## AIM
Of all the lines in the material below, how many include the string "Общеотраслевые"? Give the number only.

** BEGIN DATA EXTRACT **

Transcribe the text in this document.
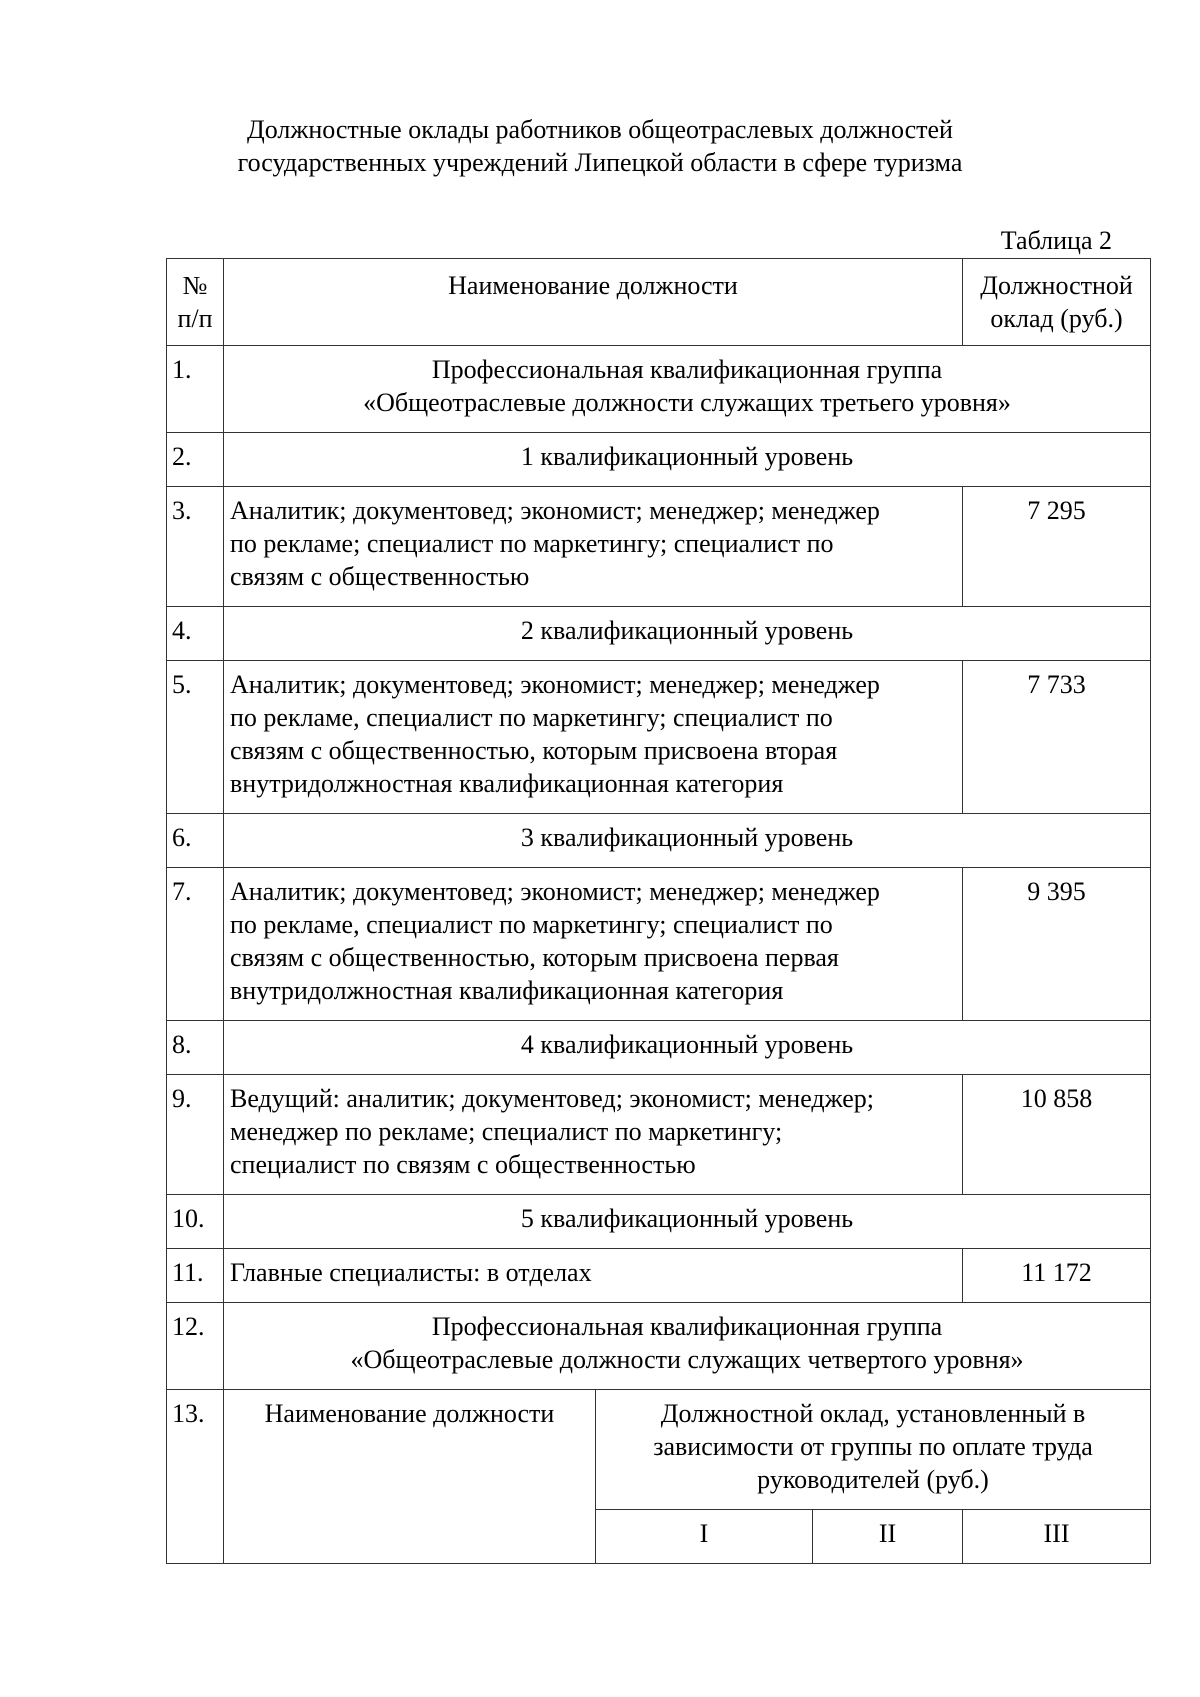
Должностные оклады работников общеотраслевых должностей
государственных учреждений Липецкой области в сфере туризма
Таблица 2
№
п/п	Наименование должности			Должностной
оклад (руб.)

1.	Профессиональная квалификационная группа
«Общеотраслевые должности служащих третьего уровня»			

2.	1 квалификационный уровень			
3.	Аналитик; документовед; экономист; менеджер; менеджер
по рекламе; специалист по маркетингу; специалист по
связям с общественностью			7 295
4.	2 квалификационный уровень			
5.	Аналитик; документовед; экономист; менеджер; менеджер
по рекламе, специалист по маркетингу; специалист по
связям с общественностью, которым присвоена вторая
внутридолжностная квалификационная категория			7 733
6.	3 квалификационный уровень			
7.	Аналитик; документовед; экономист; менеджер; менеджер
по рекламе, специалист по маркетингу; специалист по
связям с общественностью, которым присвоена первая
внутридолжностная квалификационная категория			9 395
8.	4 квалификационный уровень			
9.	Ведущий: аналитик; документовед; экономист; менеджер;
менеджер по рекламе; специалист по маркетингу;
специалист по связям с общественностью			10 858
10.	5 квалификационный уровень			
11.	Главные специалисты: в отделах			11 172
12.	Профессиональная квалификационная группа
«Общеотраслевые должности служащих четвертого уровня»			

13.	Наименование должности	Должностной оклад, установленный в
зависимости от группы по оплате труда
руководителей (руб.)		

		I	II	III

** END DATA EXTRACT **

## EXERCISE ANSWER
2